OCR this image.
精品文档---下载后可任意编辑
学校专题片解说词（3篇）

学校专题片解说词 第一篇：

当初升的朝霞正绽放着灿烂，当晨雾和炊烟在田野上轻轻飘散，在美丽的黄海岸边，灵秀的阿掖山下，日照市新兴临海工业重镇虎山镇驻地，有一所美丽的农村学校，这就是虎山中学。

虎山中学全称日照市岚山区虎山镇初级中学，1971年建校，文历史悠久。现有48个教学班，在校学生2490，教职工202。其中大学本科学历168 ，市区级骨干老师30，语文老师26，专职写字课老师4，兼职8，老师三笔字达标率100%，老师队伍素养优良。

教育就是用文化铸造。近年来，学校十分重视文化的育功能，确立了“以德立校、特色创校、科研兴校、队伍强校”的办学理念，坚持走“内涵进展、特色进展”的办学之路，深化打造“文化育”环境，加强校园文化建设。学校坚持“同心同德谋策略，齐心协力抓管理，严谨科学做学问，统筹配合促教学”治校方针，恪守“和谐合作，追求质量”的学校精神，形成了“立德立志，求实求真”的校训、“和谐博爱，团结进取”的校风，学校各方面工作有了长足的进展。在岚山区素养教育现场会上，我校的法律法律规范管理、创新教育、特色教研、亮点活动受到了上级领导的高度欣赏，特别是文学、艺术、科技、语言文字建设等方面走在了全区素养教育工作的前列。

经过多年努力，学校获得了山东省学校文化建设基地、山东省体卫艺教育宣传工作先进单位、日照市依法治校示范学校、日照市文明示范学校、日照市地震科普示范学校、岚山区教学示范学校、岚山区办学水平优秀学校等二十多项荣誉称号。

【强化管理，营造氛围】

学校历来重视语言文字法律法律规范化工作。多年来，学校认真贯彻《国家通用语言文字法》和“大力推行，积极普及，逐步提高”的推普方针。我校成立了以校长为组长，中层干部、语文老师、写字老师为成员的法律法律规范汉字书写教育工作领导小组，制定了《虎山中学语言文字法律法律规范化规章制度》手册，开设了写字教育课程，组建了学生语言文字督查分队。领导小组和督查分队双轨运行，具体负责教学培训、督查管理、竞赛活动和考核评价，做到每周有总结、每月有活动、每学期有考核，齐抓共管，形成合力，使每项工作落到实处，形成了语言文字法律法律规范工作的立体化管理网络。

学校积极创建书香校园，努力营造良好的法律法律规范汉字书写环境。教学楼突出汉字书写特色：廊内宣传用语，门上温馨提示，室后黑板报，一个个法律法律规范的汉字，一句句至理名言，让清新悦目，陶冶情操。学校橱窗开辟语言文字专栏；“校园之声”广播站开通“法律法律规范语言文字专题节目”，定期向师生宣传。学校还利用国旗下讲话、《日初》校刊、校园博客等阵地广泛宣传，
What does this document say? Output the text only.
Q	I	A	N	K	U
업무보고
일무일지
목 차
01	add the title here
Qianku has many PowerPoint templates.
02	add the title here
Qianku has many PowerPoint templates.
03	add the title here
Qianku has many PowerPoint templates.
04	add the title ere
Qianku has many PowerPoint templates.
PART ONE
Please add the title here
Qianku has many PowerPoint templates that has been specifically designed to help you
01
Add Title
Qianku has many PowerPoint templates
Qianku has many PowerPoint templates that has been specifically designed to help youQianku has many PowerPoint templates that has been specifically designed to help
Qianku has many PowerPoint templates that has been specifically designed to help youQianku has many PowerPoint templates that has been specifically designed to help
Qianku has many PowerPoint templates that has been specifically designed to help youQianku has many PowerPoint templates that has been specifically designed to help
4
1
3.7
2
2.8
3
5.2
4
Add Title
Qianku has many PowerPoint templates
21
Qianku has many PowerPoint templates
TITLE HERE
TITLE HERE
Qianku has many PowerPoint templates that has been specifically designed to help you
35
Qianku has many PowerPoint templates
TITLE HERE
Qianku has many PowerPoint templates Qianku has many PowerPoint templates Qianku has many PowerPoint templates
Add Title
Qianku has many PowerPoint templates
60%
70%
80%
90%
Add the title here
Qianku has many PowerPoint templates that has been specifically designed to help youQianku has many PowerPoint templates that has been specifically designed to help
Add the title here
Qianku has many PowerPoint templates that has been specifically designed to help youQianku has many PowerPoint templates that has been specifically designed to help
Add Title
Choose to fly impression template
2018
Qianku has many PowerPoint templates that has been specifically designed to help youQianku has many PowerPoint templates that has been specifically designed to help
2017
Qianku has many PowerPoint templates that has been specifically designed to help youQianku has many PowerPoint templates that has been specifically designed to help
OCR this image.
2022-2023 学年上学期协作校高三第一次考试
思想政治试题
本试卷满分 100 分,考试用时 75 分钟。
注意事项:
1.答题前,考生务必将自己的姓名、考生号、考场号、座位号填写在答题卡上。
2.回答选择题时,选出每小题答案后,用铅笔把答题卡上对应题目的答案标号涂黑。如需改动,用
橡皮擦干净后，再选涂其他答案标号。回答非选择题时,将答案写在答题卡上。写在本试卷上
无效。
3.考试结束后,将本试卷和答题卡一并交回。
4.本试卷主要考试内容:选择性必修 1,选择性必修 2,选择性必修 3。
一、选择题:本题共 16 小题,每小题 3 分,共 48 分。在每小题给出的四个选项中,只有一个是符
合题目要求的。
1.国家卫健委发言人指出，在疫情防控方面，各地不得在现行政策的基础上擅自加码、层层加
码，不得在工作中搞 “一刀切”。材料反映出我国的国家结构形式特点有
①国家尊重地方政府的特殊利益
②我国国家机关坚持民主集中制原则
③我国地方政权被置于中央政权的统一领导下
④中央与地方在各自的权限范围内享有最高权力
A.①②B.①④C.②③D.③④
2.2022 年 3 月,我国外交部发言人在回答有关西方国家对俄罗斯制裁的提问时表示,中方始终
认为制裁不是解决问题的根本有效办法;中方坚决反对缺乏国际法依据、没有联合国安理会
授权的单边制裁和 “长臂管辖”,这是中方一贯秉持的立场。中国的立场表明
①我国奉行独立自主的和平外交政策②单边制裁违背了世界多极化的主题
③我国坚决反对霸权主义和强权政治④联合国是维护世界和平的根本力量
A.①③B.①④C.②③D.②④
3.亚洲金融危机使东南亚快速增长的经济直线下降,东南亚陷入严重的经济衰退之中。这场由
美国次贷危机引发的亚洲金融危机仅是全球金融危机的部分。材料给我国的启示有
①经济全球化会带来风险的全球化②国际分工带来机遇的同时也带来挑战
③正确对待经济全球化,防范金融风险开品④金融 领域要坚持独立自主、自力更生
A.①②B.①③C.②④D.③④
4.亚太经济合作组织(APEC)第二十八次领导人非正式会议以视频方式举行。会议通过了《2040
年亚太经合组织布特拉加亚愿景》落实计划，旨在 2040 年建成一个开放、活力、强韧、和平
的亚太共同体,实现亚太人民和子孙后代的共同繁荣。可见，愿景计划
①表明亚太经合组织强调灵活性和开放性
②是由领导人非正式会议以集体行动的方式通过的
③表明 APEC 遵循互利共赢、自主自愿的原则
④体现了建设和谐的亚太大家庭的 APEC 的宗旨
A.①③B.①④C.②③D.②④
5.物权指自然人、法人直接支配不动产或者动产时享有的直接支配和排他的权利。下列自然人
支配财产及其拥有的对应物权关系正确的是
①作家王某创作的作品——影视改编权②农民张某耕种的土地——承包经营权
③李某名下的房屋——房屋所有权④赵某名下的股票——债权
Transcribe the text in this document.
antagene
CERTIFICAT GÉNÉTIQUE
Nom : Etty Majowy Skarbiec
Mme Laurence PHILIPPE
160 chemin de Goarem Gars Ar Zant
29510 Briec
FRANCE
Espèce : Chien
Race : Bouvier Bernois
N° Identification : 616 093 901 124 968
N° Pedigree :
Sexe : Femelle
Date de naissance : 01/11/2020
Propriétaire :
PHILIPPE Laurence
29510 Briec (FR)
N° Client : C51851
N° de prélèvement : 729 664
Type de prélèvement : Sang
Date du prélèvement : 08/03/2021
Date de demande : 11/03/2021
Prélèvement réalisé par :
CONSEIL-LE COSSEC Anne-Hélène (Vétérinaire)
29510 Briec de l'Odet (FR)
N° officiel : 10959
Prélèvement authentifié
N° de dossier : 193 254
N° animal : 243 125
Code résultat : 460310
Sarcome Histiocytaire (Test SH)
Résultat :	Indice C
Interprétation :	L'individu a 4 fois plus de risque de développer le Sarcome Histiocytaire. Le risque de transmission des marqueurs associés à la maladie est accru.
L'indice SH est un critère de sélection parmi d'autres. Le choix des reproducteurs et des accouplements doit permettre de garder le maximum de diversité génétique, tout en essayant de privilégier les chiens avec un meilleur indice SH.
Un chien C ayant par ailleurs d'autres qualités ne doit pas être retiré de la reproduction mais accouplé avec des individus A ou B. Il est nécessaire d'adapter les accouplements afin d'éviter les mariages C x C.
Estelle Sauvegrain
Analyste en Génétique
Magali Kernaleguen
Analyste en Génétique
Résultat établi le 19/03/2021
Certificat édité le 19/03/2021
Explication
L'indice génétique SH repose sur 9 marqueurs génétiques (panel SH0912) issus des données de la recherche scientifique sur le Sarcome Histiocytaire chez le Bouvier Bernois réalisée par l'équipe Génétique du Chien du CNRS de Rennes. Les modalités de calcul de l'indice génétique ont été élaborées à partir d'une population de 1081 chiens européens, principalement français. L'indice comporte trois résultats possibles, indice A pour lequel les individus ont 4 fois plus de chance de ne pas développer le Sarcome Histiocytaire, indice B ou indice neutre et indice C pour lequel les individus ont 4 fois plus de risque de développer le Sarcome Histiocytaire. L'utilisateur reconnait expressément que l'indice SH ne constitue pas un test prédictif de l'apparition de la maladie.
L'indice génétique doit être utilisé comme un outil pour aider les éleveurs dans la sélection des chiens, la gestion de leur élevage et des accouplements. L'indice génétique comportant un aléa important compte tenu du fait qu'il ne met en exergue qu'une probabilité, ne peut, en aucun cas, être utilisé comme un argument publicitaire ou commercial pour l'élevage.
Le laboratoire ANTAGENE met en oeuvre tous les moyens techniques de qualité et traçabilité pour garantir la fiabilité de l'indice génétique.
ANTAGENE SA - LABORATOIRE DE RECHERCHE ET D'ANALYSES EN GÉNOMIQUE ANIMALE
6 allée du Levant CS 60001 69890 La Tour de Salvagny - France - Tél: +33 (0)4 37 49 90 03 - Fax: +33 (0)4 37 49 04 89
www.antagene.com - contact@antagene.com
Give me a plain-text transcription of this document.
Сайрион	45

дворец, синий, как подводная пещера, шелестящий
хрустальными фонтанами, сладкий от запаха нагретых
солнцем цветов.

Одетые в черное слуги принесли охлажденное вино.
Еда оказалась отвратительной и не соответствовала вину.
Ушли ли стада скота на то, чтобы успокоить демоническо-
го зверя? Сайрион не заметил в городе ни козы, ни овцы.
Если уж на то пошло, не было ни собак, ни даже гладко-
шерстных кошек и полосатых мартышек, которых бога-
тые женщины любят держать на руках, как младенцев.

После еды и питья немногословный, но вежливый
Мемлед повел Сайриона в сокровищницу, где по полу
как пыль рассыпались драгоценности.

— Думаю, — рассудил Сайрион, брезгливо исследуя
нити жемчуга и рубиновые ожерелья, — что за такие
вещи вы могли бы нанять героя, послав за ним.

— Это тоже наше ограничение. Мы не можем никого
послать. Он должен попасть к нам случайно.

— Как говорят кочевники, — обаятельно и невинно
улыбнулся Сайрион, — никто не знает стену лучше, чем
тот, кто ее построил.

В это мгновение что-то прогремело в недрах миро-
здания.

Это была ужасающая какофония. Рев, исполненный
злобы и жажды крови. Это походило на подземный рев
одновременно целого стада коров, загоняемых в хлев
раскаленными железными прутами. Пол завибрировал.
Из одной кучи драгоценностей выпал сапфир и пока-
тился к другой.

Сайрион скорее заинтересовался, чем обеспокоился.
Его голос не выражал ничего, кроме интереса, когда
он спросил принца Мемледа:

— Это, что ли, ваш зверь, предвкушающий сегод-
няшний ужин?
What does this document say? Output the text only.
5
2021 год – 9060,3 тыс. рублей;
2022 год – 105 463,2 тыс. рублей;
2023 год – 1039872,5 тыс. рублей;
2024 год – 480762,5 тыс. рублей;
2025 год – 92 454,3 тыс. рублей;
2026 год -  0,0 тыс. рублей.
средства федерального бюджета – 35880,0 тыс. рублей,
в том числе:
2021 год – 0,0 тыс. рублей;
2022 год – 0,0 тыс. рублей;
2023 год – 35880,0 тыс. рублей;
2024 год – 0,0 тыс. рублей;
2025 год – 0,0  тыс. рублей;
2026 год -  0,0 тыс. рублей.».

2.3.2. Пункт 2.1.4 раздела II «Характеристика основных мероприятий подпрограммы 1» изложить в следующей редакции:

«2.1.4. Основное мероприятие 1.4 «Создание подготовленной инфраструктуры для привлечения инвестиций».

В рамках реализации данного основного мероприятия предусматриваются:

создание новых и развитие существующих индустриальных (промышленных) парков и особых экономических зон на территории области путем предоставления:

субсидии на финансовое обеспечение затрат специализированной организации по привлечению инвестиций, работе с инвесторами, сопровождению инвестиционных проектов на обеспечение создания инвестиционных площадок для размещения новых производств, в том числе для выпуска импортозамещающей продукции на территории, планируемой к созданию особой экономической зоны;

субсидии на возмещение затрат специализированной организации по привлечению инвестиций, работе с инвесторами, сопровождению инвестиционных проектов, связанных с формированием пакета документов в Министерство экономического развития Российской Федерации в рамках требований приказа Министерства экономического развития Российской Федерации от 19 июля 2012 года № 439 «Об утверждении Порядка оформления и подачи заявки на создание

Given task:
Show the lines of the records that include the string "sélection".

Task answer:
L'indice SH est un critère de sélection parmi d'autres. Le choix des reproducteurs et des accouplements doit permettre de garder le maximum de diversité génétique, tout en essayant de privilégier les chiens avec un meilleur indice SH.
L'indice génétique doit être utilisé comme un outil pour aider les éleveurs dans la sélection des chiens, la gestion de leur élevage et des accouplements. L'indice génétique comportant un aléa important compte tenu du fait qu'il ne met en exergue qu'une probabilité, ne peut, en aucun cas, être utilisé comme un argument publicitaire ou commercial pour l'élevage.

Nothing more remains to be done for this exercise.